Set problem
Check each line of the listing below for the string "жить", and copy the ones that have it.

Records shown
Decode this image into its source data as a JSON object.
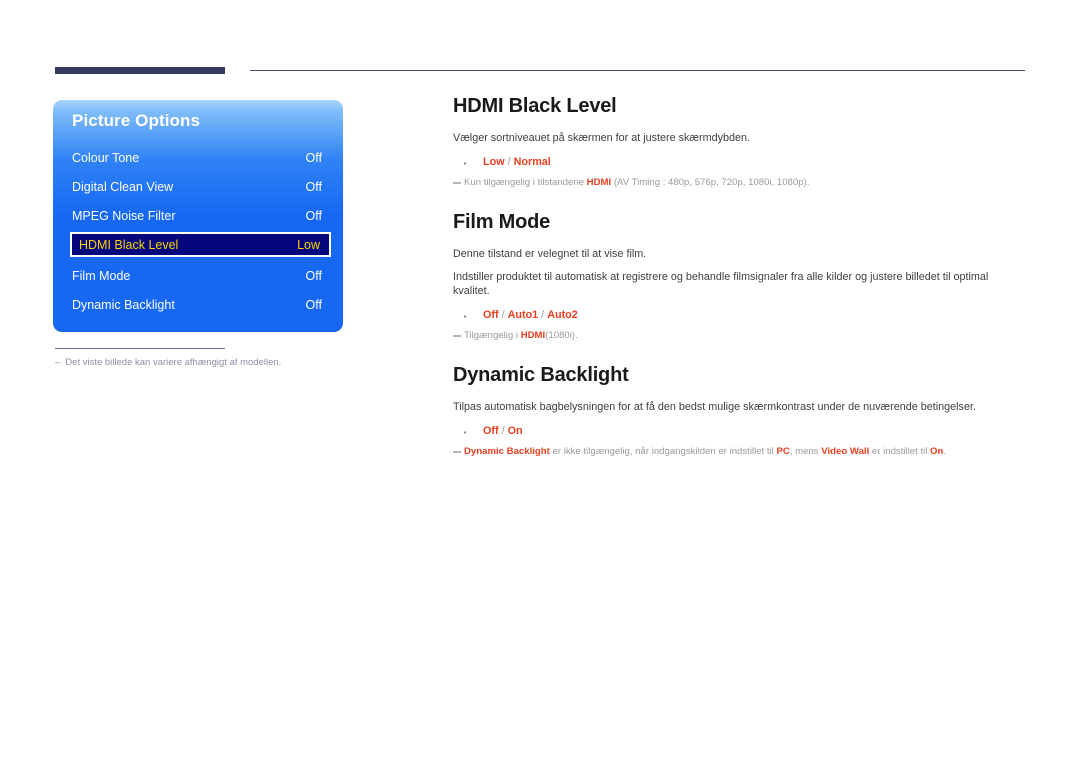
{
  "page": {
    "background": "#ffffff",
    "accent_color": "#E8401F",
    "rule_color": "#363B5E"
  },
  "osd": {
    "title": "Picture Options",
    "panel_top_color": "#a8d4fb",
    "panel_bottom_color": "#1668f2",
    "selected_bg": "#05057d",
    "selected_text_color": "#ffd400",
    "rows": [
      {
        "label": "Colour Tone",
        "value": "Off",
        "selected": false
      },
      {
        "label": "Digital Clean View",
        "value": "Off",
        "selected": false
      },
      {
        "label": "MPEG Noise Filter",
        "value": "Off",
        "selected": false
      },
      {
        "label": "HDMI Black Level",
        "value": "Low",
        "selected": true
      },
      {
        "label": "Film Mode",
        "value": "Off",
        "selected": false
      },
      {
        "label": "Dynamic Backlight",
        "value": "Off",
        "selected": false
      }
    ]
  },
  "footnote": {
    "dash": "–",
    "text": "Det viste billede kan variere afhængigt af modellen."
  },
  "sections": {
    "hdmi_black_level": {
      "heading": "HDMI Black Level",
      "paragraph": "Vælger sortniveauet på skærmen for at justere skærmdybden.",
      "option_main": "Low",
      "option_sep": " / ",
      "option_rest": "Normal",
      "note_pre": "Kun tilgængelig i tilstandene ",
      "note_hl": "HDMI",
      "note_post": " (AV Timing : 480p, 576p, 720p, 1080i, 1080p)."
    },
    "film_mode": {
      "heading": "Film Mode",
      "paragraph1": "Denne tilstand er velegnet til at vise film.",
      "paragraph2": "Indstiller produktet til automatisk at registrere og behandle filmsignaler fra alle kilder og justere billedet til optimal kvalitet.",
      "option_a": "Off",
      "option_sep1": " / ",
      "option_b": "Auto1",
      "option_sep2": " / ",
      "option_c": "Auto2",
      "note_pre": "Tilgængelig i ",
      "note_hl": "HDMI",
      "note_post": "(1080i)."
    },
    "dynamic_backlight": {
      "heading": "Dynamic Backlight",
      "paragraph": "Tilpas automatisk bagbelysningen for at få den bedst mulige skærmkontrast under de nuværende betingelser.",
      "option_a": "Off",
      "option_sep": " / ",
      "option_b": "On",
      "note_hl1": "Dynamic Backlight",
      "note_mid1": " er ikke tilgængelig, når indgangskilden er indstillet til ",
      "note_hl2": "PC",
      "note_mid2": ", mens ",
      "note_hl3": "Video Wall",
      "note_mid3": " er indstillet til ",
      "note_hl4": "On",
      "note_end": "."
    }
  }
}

---

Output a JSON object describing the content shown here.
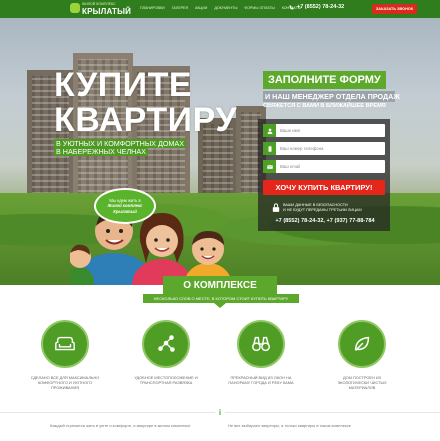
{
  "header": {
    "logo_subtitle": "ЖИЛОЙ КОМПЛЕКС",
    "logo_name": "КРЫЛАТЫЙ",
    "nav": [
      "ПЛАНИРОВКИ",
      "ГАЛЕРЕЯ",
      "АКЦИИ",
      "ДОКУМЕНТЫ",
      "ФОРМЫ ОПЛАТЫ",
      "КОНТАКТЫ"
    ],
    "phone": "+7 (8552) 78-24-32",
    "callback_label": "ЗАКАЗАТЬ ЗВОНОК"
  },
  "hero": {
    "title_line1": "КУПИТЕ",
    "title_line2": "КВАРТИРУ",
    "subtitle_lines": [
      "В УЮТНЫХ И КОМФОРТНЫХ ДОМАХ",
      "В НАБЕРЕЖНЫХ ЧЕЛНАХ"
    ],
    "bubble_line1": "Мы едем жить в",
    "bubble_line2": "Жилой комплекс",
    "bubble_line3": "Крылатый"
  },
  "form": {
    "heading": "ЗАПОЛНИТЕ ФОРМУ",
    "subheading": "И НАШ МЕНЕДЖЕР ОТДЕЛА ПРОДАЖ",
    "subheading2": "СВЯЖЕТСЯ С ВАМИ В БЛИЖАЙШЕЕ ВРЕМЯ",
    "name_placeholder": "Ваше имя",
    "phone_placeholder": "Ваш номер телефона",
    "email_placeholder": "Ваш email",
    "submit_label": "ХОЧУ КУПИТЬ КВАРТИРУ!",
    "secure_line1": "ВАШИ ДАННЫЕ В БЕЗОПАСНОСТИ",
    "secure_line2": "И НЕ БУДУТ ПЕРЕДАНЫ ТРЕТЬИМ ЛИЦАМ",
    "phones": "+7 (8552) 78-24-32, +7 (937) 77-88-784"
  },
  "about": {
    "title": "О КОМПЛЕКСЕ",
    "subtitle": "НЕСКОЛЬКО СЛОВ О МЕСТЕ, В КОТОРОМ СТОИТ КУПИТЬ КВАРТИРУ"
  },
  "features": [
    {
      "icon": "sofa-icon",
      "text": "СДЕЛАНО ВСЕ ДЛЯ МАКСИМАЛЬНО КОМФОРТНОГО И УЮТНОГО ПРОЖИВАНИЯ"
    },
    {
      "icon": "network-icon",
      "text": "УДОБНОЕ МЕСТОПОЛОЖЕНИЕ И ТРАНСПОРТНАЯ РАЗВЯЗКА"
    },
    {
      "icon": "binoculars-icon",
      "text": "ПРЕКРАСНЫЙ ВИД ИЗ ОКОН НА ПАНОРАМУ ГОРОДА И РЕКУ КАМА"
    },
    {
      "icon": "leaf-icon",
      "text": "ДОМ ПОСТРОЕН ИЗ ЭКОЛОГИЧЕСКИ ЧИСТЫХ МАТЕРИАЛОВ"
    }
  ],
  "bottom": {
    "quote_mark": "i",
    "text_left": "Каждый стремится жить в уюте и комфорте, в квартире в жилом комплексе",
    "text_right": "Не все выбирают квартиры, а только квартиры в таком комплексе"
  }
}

--

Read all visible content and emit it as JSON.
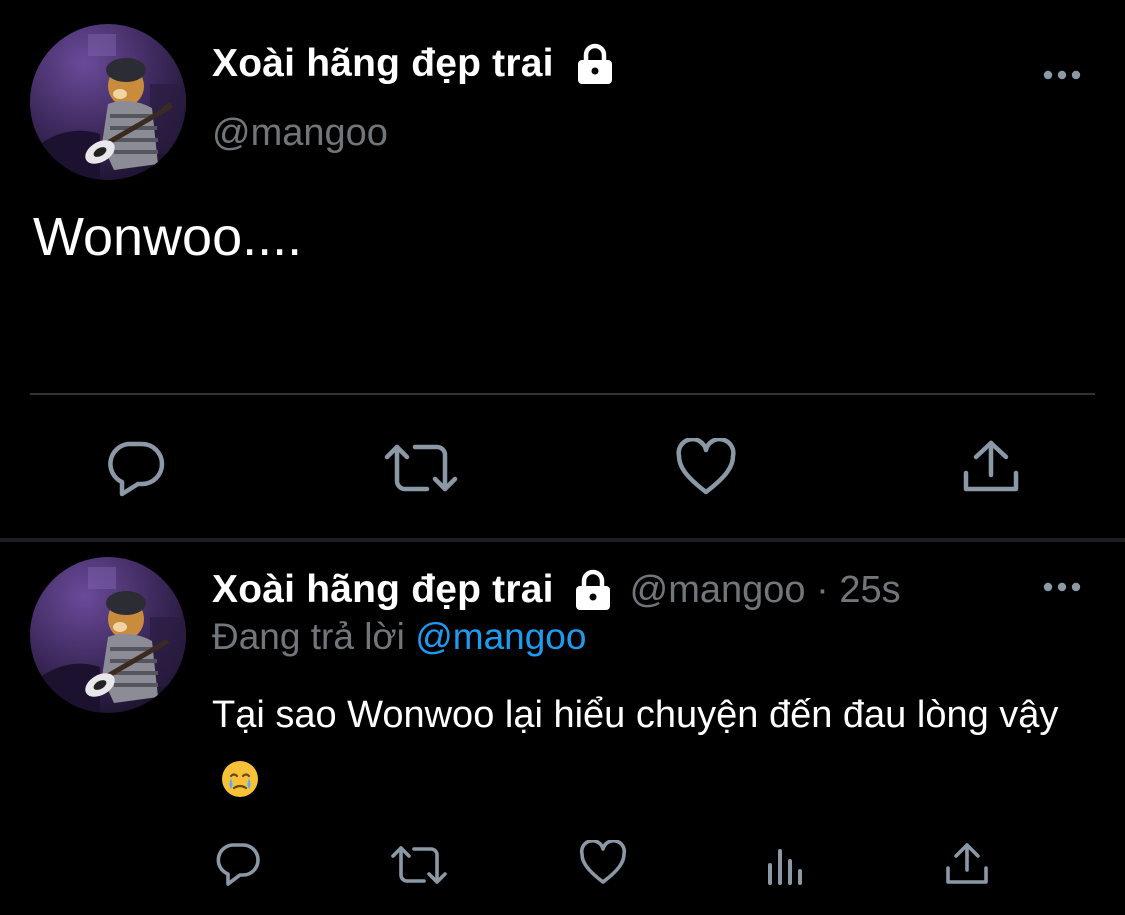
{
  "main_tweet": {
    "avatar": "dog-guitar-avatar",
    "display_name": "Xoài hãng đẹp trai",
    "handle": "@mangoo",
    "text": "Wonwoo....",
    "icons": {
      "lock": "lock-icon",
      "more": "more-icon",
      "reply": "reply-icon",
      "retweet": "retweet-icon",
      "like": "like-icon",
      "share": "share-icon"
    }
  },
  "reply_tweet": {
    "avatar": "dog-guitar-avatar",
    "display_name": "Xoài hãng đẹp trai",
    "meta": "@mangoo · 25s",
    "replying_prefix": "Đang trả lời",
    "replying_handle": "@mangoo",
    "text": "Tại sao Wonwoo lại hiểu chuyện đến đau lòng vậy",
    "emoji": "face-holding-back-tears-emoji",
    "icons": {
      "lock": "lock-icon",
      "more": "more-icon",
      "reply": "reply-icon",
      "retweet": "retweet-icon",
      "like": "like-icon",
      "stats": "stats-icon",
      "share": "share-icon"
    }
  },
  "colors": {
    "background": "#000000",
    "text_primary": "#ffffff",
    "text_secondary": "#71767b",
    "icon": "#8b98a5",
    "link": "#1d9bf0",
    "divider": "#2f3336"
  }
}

Response to this exercise
    "bubble_line1": "Мы едем жить в",
    "text_left": "Каждый стремится жить в уюте и комфорте, в квартире в жилом комплексе",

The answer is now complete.